Transcribe all of the material below word for word and leave out its pictures.

## BEGIN

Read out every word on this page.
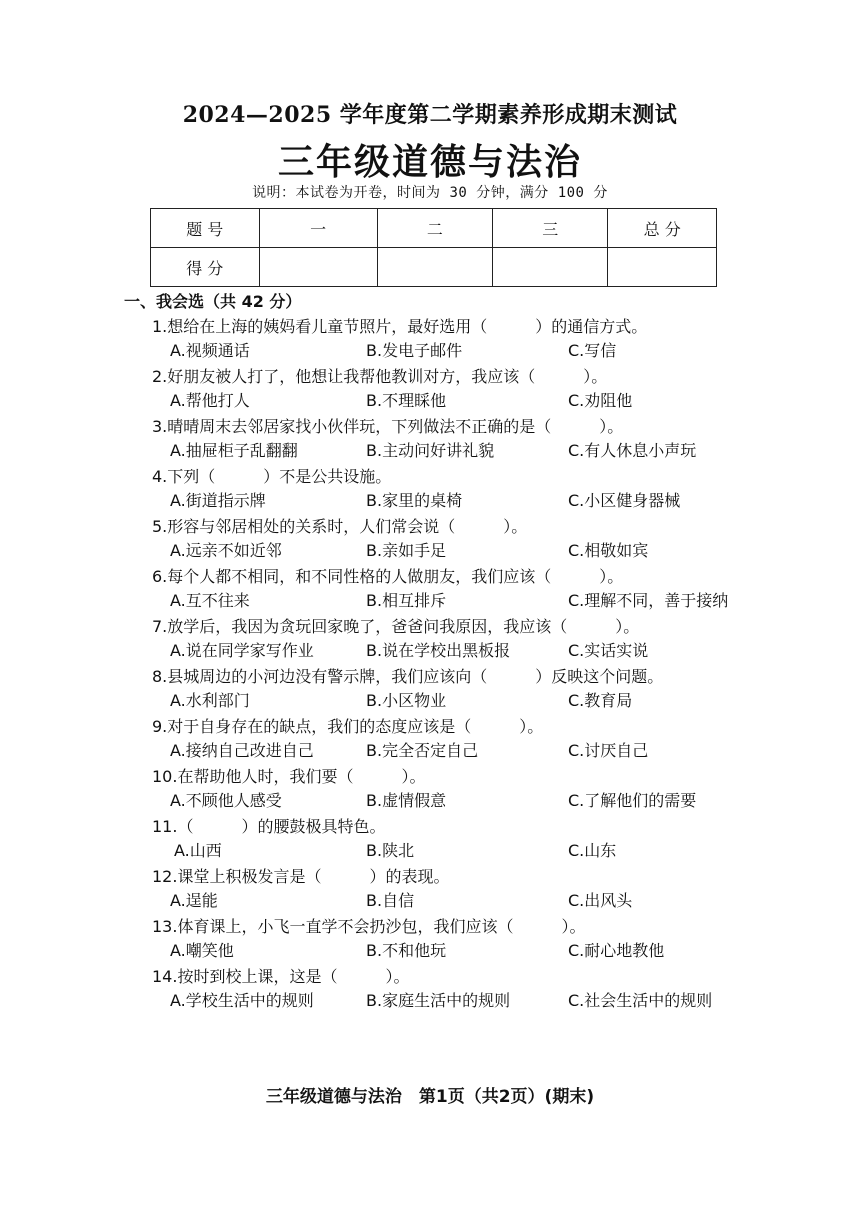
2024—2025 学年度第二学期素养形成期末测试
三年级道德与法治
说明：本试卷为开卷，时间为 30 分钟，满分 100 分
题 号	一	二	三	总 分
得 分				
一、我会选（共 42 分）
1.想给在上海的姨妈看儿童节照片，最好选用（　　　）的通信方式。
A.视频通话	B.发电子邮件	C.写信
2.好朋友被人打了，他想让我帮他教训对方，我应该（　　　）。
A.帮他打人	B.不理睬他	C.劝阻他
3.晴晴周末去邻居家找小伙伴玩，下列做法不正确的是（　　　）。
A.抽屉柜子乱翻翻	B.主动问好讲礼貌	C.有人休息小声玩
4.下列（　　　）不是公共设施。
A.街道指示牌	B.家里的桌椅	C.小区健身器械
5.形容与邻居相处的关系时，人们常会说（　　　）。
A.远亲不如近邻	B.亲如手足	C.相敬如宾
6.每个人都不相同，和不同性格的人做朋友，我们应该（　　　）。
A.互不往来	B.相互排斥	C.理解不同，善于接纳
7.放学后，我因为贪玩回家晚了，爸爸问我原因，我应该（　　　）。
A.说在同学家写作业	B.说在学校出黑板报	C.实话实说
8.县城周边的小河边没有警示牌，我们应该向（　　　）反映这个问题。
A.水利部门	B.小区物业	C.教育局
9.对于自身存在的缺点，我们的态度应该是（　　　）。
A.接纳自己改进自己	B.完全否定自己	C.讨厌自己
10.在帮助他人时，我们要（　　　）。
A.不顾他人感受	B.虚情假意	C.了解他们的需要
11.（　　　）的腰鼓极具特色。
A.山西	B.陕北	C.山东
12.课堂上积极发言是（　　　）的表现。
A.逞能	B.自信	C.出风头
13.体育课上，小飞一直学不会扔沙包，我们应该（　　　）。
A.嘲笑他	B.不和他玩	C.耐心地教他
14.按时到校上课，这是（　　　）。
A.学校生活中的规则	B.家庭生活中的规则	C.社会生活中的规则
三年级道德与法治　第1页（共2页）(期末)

## END

▶ Task solution
Read out every word on this page.
2024—2025 学年度第二学期素养形成期末测试
三年级道德与法治
说明：本试卷为开卷，时间为 30 分钟，满分 100 分
题 号	一	二	三	总 分
得 分				
一、我会选（共 42 分）
1.想给在上海的姨妈看儿童节照片，最好选用（　　　）的通信方式。
A.视频通话	B.发电子邮件	C.写信
2.好朋友被人打了，他想让我帮他教训对方，我应该（　　　）。
A.帮他打人	B.不理睬他	C.劝阻他
3.晴晴周末去邻居家找小伙伴玩，下列做法不正确的是（　　　）。
A.抽屉柜子乱翻翻	B.主动问好讲礼貌	C.有人休息小声玩
4.下列（　　　）不是公共设施。
A.街道指示牌	B.家里的桌椅	C.小区健身器械
5.形容与邻居相处的关系时，人们常会说（　　　）。
A.远亲不如近邻	B.亲如手足	C.相敬如宾
6.每个人都不相同，和不同性格的人做朋友，我们应该（　　　）。
A.互不往来	B.相互排斥	C.理解不同，善于接纳
7.放学后，我因为贪玩回家晚了，爸爸问我原因，我应该（　　　）。
A.说在同学家写作业	B.说在学校出黑板报	C.实话实说
8.县城周边的小河边没有警示牌，我们应该向（　　　）反映这个问题。
A.水利部门	B.小区物业	C.教育局
9.对于自身存在的缺点，我们的态度应该是（　　　）。
A.接纳自己改进自己	B.完全否定自己	C.讨厌自己
10.在帮助他人时，我们要（　　　）。
A.不顾他人感受	B.虚情假意	C.了解他们的需要
11.（　　　）的腰鼓极具特色。
A.山西	B.陕北	C.山东
12.课堂上积极发言是（　　　）的表现。
A.逞能	B.自信	C.出风头
13.体育课上，小飞一直学不会扔沙包，我们应该（　　　）。
A.嘲笑他	B.不和他玩	C.耐心地教他
14.按时到校上课，这是（　　　）。
A.学校生活中的规则	B.家庭生活中的规则	C.社会生活中的规则
三年级道德与法治　第1页（共2页）(期末)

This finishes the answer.